Records from a dataset:
[BEGIN]
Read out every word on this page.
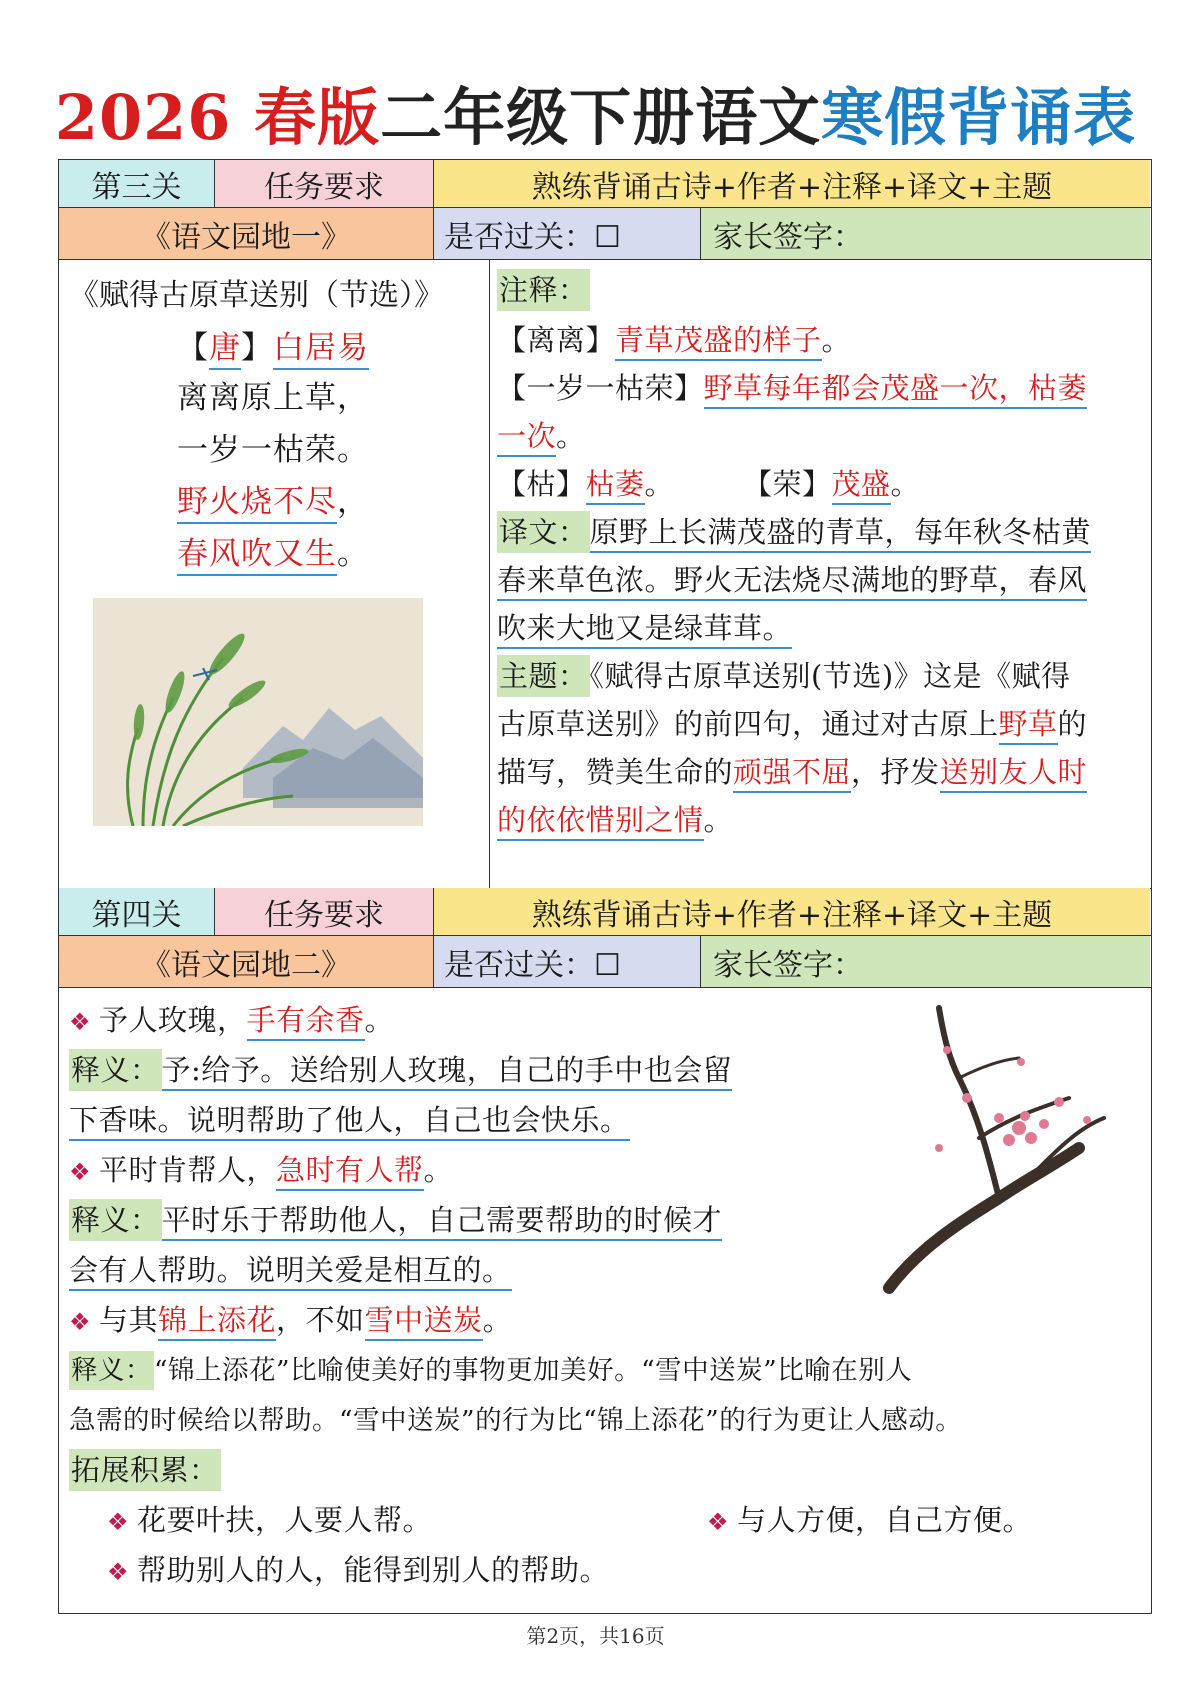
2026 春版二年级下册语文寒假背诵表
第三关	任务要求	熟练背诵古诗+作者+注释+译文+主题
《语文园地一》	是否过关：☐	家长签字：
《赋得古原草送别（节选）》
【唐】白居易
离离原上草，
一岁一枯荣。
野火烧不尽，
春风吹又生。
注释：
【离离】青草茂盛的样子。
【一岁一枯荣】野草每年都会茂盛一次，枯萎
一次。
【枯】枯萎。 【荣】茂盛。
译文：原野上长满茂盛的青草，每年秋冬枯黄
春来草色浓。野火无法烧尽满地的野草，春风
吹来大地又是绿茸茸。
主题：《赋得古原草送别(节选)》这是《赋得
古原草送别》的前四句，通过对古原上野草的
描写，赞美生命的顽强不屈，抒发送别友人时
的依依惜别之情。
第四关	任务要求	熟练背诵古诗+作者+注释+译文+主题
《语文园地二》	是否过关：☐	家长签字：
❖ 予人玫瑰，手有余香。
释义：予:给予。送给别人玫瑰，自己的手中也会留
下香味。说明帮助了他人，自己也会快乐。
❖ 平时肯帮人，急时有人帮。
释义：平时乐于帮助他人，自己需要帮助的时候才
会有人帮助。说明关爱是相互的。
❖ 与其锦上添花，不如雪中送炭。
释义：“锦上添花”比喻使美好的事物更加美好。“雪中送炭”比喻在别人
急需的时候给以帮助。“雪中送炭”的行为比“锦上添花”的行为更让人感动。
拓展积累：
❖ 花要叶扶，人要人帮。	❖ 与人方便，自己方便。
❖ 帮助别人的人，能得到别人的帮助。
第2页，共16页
[END]
[BEGIN]
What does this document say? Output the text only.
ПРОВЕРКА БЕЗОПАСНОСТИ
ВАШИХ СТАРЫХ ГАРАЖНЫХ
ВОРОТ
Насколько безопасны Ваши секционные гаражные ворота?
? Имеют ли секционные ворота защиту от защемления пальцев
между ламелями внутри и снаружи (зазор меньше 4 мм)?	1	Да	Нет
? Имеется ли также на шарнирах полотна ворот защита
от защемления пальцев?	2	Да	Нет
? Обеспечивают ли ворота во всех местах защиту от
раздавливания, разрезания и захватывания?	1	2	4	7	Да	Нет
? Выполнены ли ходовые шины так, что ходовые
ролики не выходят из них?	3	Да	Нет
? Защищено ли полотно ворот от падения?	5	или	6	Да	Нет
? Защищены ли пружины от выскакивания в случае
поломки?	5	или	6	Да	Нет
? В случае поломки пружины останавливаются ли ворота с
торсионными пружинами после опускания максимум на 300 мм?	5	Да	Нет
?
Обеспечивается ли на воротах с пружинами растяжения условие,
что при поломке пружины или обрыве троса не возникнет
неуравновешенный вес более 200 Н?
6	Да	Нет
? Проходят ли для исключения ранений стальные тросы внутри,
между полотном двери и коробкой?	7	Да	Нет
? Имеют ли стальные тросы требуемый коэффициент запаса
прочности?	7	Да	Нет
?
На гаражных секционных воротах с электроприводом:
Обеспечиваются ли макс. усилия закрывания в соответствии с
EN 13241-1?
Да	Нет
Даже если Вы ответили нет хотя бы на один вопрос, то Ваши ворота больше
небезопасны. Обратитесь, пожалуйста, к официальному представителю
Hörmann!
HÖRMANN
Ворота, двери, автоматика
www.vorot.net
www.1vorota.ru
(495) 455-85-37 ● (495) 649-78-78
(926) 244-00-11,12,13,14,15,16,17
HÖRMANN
[END]
Problem details
State how many lines of the records above contain "熟练背诵古诗", with no words besides the number.

Result of this exercise
2